TASK DESCRIPTION » Give only the number of lines where "panel" occurs.

DATA EXTRACT »
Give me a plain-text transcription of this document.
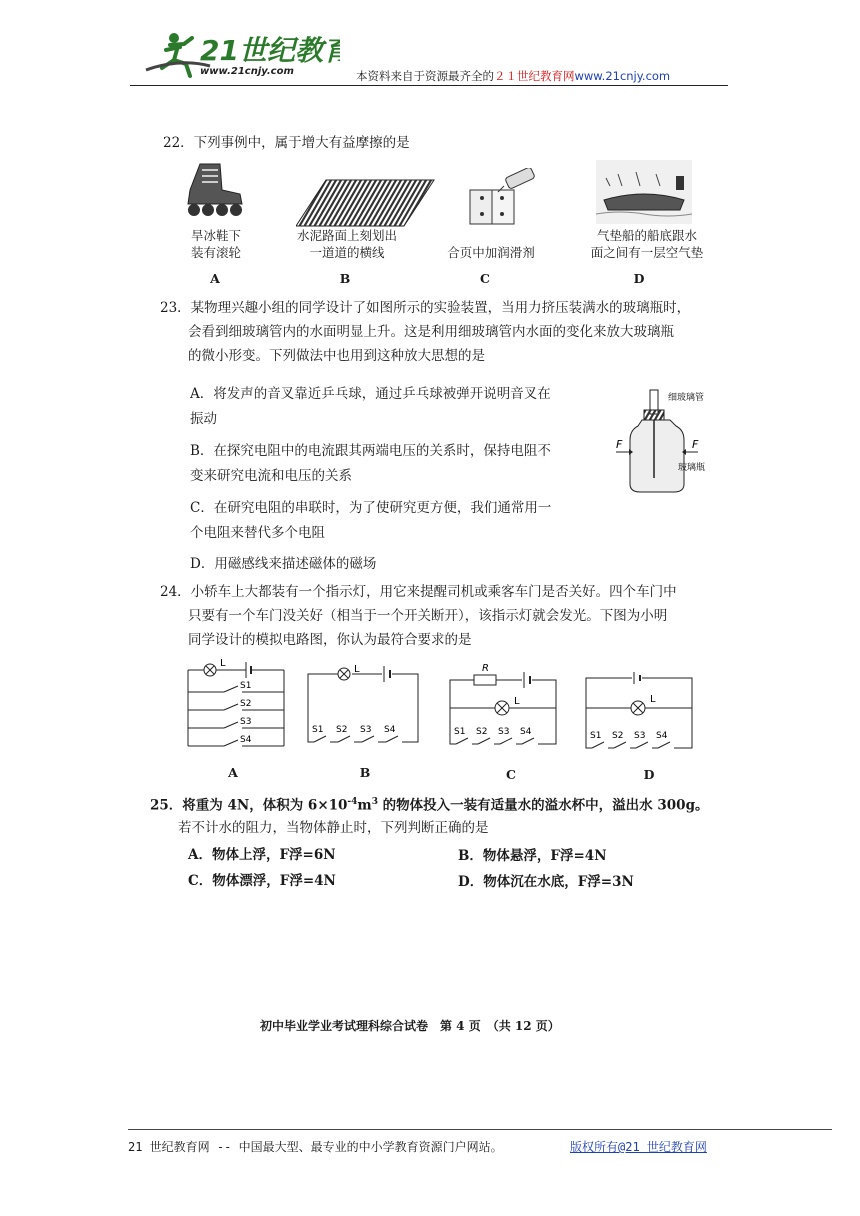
21世纪教育
www.21cnjy.com	本资料来自于资源最齐全的２１世纪教育网www.21cnjy.com
22．下列事例中，属于增大有益摩擦的是
旱冰鞋下
装有滚轮
水泥路面上刻划出
一道道的横线	合页中加润滑剂
气垫船的船底跟水
面之间有一层空气垫
A	B	C	D
23．某物理兴趣小组的同学设计了如图所示的实验装置，当用力挤压装满水的玻璃瓶时，
会看到细玻璃管内的水面明显上升。这是利用细玻璃管内水面的变化来放大玻璃瓶
的微小形变。下列做法中也用到这种放大思想的是
A．将发声的音叉靠近乒乓球，通过乒乓球被弹开说明音叉在
振动
B．在探究电阻中的电流跟其两端电压的关系时，保持电阻不
变来研究电流和电压的关系
C．在研究电阻的串联时，为了使研究更方便，我们通常用一
个电阻来替代多个电阻
D．用磁感线来描述磁体的磁场
F	F
细玻璃管
玻璃瓶
24．小轿车上大都装有一个指示灯，用它来提醒司机或乘客车门是否关好。四个车门中
只要有一个车门没关好（相当于一个开关断开），该指示灯就会发光。下图为小明
同学设计的模拟电路图，你认为最符合要求的是
L
S1
S2
S3
S4
L
S1 S2 S3 S4
R
L
S1 S2 S3 S4
L
S1 S2 S3 S4
A	B	C	D
25．将重为 4N，体积为 $6\times 10^{-4}m^3$ 的物体投入一装有适量水的溢水杯中，溢出水 300g。
若不计水的阻力，当物体静止时，下列判断正确的是
A．物体上浮，F浮=6N	B．物体悬浮，F浮=4N
C．物体漂浮，F浮=4N	D．物体沉在水底，F浮=3N
初中毕业学业考试理科综合试卷　第 4 页　（共 12 页）
21 世纪教育网 -- 中国最大型、最专业的中小学教育资源门户网站。	版权所有@21 世纪教育网
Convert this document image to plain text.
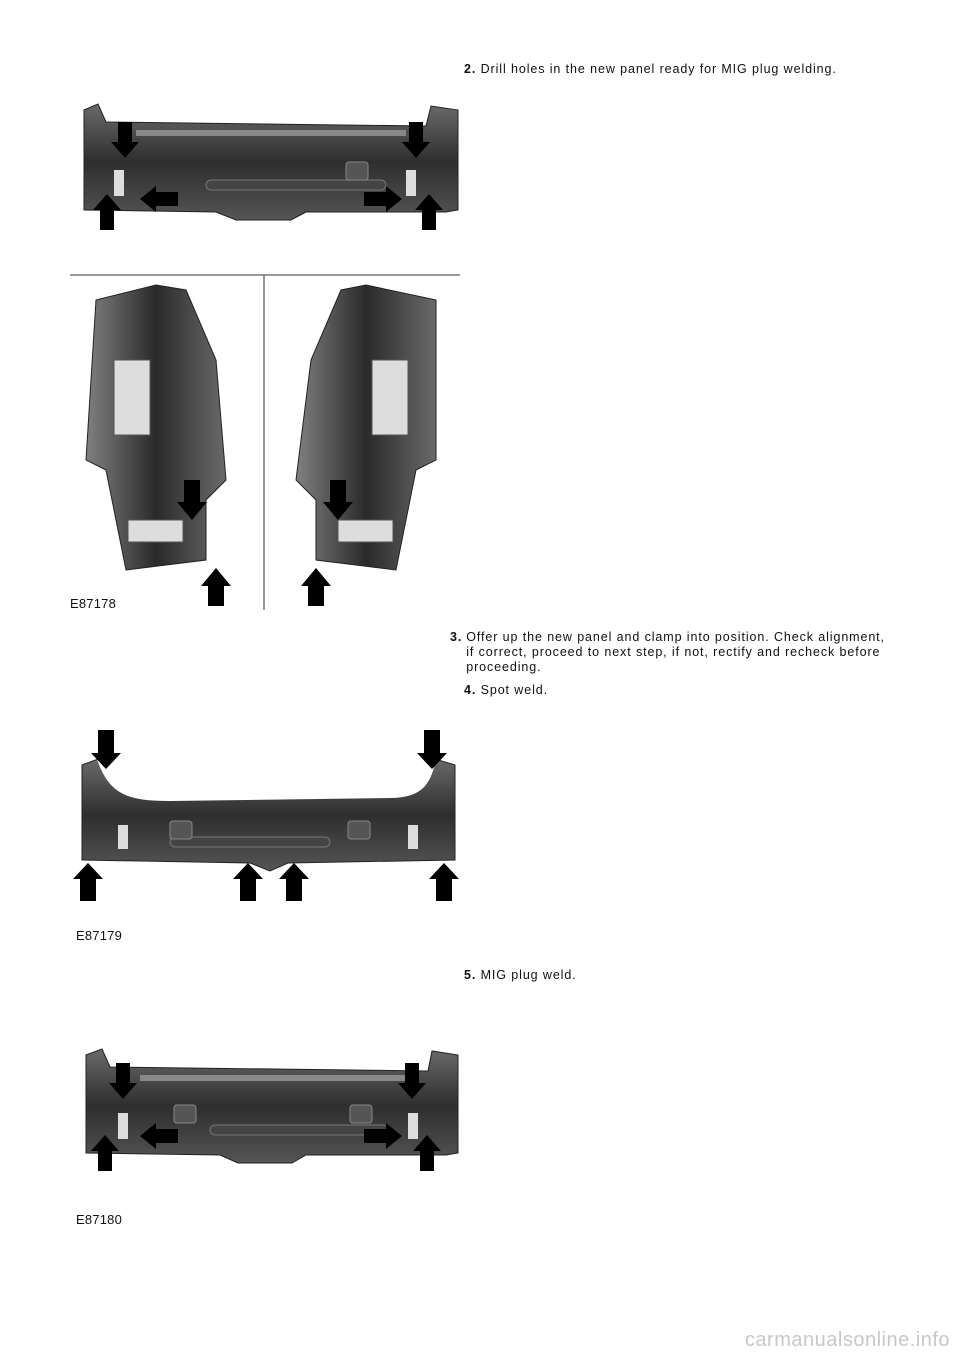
2. Drill holes in the new panel ready for MIG plug welding.
E87178
3. Offer up the new panel and clamp into position. Check alignment, if correct, proceed to next step, if not, rectify and recheck before proceeding.
4. Spot weld.
E87179
5. MIG plug weld.
E87180
carmanualsonline.info
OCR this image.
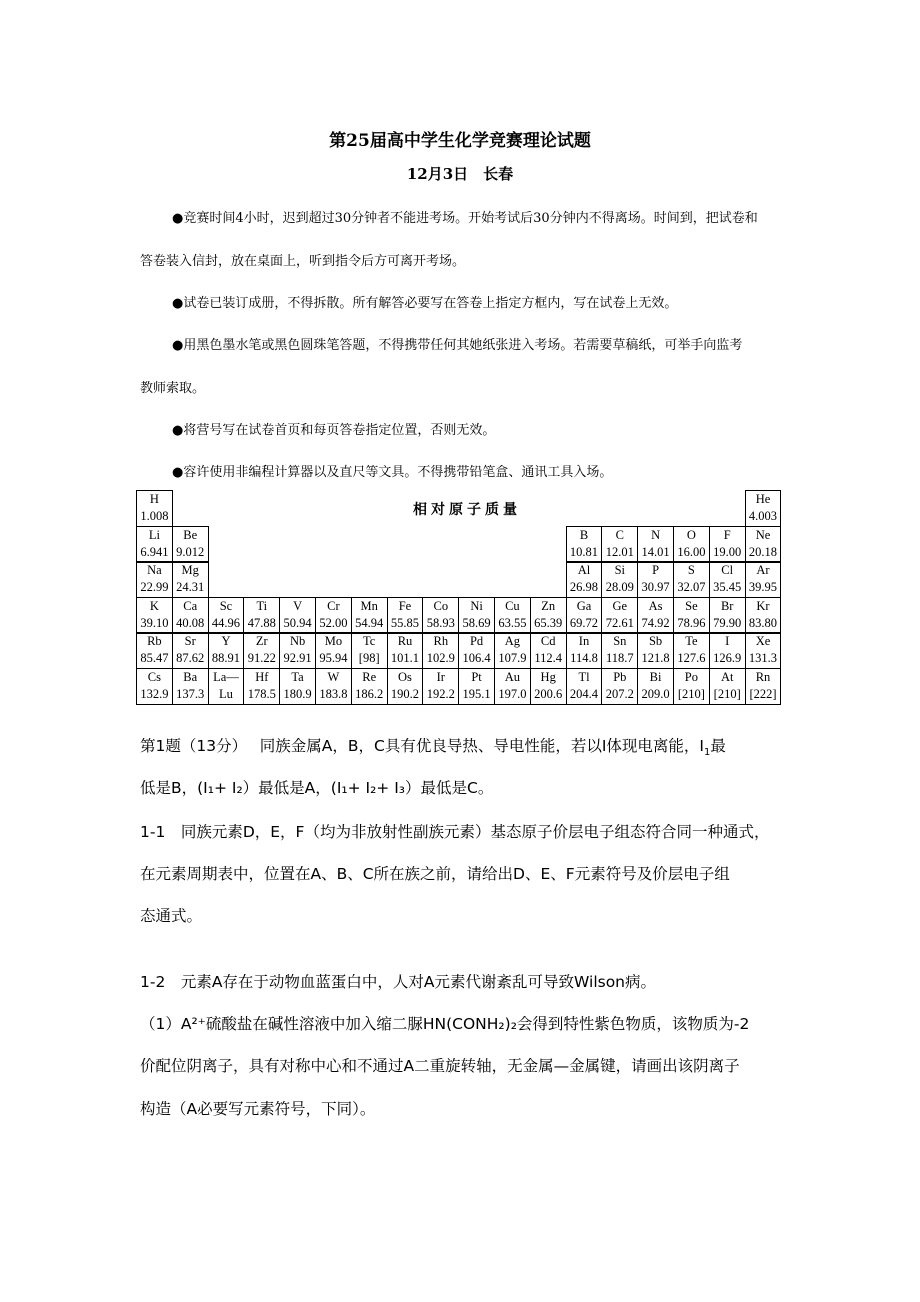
第25届高中学生化学竞赛理论试题
12月3日　长春
●竞赛时间4小时，迟到超过30分钟者不能进考场。开始考试后30分钟内不得离场。时间到，把试卷和
答卷装入信封，放在桌面上，听到指令后方可离开考场。
●试卷已装订成册，不得拆散。所有解答必要写在答卷上指定方框内，写在试卷上无效。
●用黑色墨水笔或黑色圆珠笔答题，不得携带任何其她纸张进入考场。若需要草稿纸，可举手向监考
教师索取。
●将营号写在试卷首页和每页答卷指定位置，否则无效。
●容许使用非编程计算器以及直尺等文具。不得携带铅笔盒、通讯工具入场。
相对原子质量
H
1.008
He
4.003
Li
6.941
Be
9.012
B
10.81
C
12.01
N
14.01
O
16.00
F
19.00
Ne
20.18
Na
22.99
Mg
24.31
Al
26.98
Si
28.09
P
30.97
S
32.07
Cl
35.45
Ar
39.95
K
39.10
Ca
40.08
Sc
44.96
Ti
47.88
V
50.94
Cr
52.00
Mn
54.94
Fe
55.85
Co
58.93
Ni
58.69
Cu
63.55
Zn
65.39
Ga
69.72
Ge
72.61
As
74.92
Se
78.96
Br
79.90
Kr
83.80
Rb
85.47
Sr
87.62
Y
88.91
Zr
91.22
Nb
92.91
Mo
95.94
Tc
[98]
Ru
101.1
Rh
102.9
Pd
106.4
Ag
107.9
Cd
112.4
In
114.8
Sn
118.7
Sb
121.8
Te
127.6
I
126.9
Xe
131.3
Cs
132.9
Ba
137.3
La—
Lu
Hf
178.5
Ta
180.9
W
183.8
Re
186.2
Os
190.2
Ir
192.2
Pt
195.1
Au
197.0
Hg
200.6
Tl
204.4
Pb
207.2
Bi
209.0
Po
[210]
At
[210]
Rn
[222]
第1题（13分）　 同族金属A，B，C具有优良导热、导电性能，若以I体现电离能，$I_1$最
低是B，(I₁+ I₂）最低是A，(I₁+ I₂+ I₃）最低是C。
1-1　同族元素D，E，F（均为非放射性副族元素）基态原子价层电子组态符合同一种通式，
在元素周期表中，位置在A、B、C所在族之前，请给出D、E、F元素符号及价层电子组
态通式。
1-2　元素A存在于动物血蓝蛋白中，人对A元素代谢紊乱可导致Wilson病。
（1）A²⁺硫酸盐在碱性溶液中加入缩二脲HN(CONH₂)₂会得到特性紫色物质，该物质为-2
价配位阴离子，具有对称中心和不通过A二重旋转轴，无金属—金属键，请画出该阴离子
构造（A必要写元素符号，下同）。
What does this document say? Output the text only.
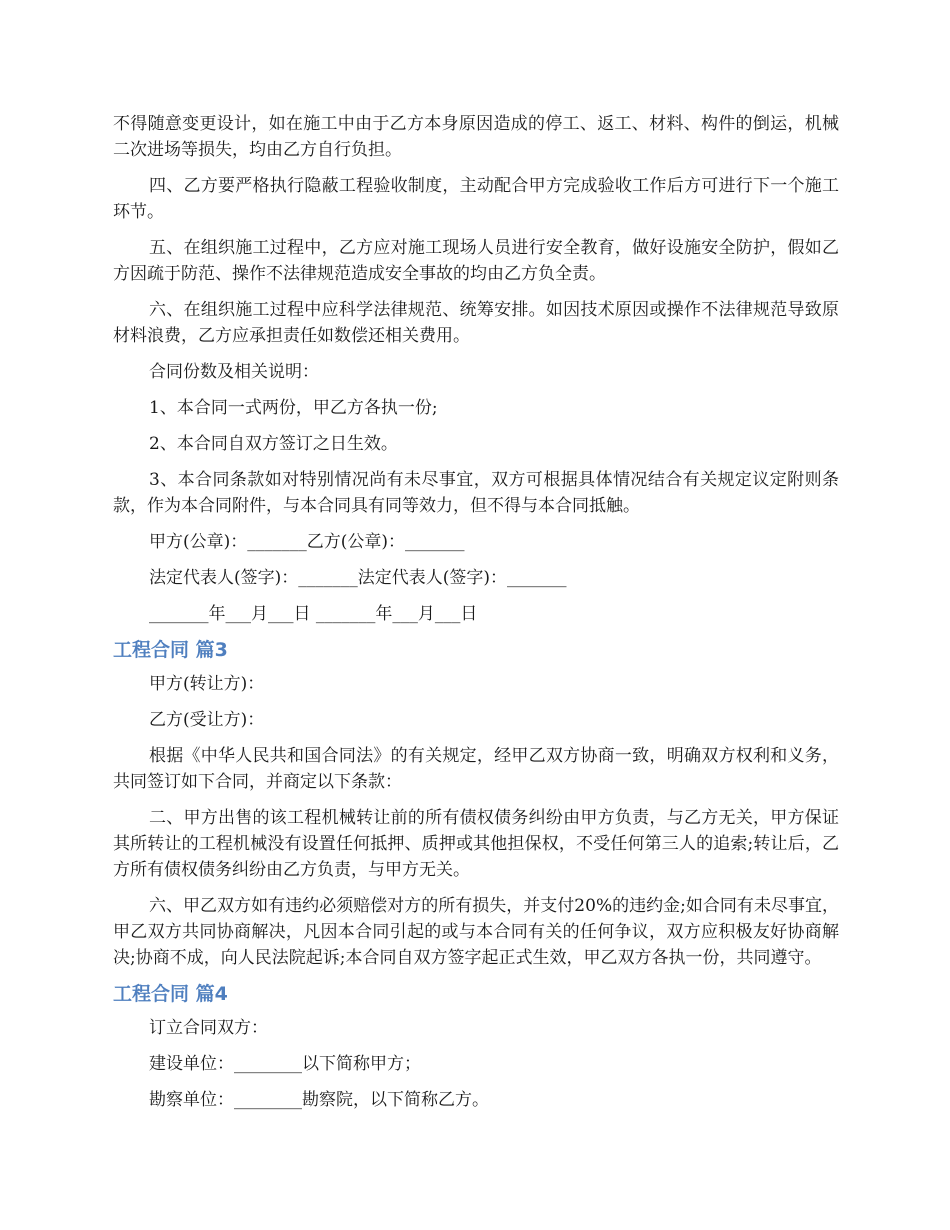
不得随意变更设计，如在施工中由于乙方本身原因造成的停工、返工、材料、构件的倒运，机械二次进场等损失，均由乙方自行负担。

四、乙方要严格执行隐蔽工程验收制度，主动配合甲方完成验收工作后方可进行下一个施工环节。

五、在组织施工过程中，乙方应对施工现场人员进行安全教育，做好设施安全防护，假如乙方因疏于防范、操作不法律规范造成安全事故的均由乙方负全责。

六、在组织施工过程中应科学法律规范、统筹安排。如因技术原因或操作不法律规范导致原材料浪费，乙方应承担责任如数偿还相关费用。

合同份数及相关说明：

1、本合同一式两份，甲乙方各执一份;

2、本合同自双方签订之日生效。

3、本合同条款如对特别情况尚有未尽事宜，双方可根据具体情况结合有关规定议定附则条款，作为本合同附件，与本合同具有同等效力，但不得与本合同抵触。

甲方(公章)：_______乙方(公章)：_______

法定代表人(签字)：_______法定代表人(签字)：_______

_______年___月___日 _______年___月___日

工程合同 篇3

甲方(转让方)：

乙方(受让方)：

根据《中华人民共和国合同法》的有关规定，经甲乙双方协商一致，明确双方权利和义务，共同签订如下合同，并商定以下条款：

二、甲方出售的该工程机械转让前的所有债权债务纠纷由甲方负责，与乙方无关，甲方保证其所转让的工程机械没有设置任何抵押、质押或其他担保权，不受任何第三人的追索;转让后，乙方所有债权债务纠纷由乙方负责，与甲方无关。

六、甲乙双方如有违约必须赔偿对方的所有损失，并支付20%的违约金;如合同有未尽事宜，甲乙双方共同协商解决，凡因本合同引起的或与本合同有关的任何争议，双方应积极友好协商解决;协商不成，向人民法院起诉;本合同自双方签字起正式生效，甲乙双方各执一份，共同遵守。

工程合同 篇4

订立合同双方：

建设单位：________以下简称甲方；

勘察单位：________勘察院，以下简称乙方。
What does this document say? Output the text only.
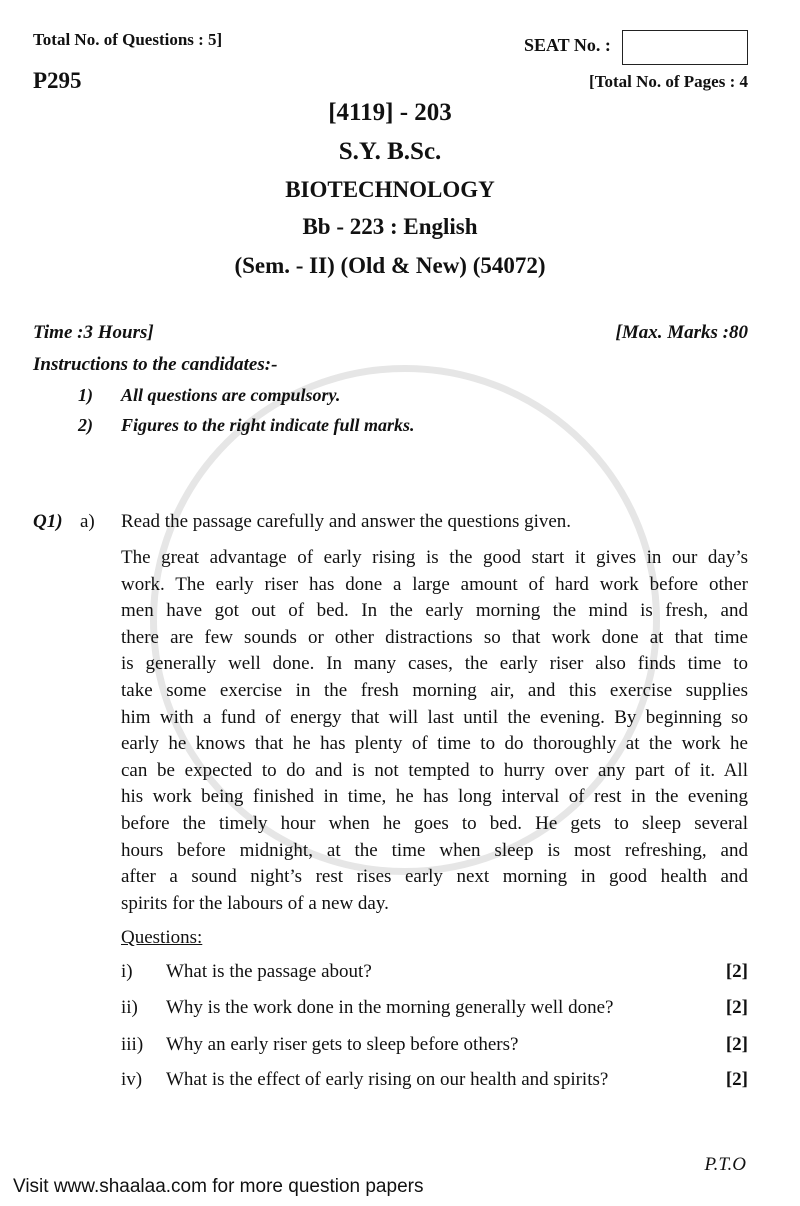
Total No. of Questions : 5]	SEAT No. :
P295	[Total No. of Pages : 4
[4119] - 203
S.Y. B.Sc.
BIOTECHNOLOGY
Bb - 223 : English
(Sem. - II) (Old & New) (54072)
Time :3 Hours]	[Max. Marks :80
Instructions to the candidates:-
1) All questions are compulsory.
2) Figures to the right indicate full marks.
Q1) a) Read the passage carefully and answer the questions given.
The great advantage of early rising is the good start it gives in our day’s
work. The early riser has done a large amount of hard work before other
men have got out of bed. In the early morning the mind is fresh, and
there are few sounds or other distractions so that work done at that time
is generally well done. In many cases, the early riser also finds time to
take some exercise in the fresh morning air, and this exercise supplies
him with a fund of energy that will last until the evening. By beginning so
early he knows that he has plenty of time to do thoroughly at the work he
can be expected to do and is not tempted to hurry over any part of it. All
his work being finished in time, he has long interval of rest in the evening
before the timely hour when he goes to bed. He gets to sleep several
hours before midnight, at the time when sleep is most refreshing, and
after a sound night’s rest rises early next morning in good health and
spirits for the labours of a new day.
Questions:
i) What is the passage about?	[2]
ii) Why is the work done in the morning generally well done?	[2]
iii) Why an early riser gets to sleep before others?	[2]
iv) What is the effect of early rising on our health and spirits?	[2]
P.T.O
Visit www.shaalaa.com for more question papers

RESPONSE TO THE TASK » 2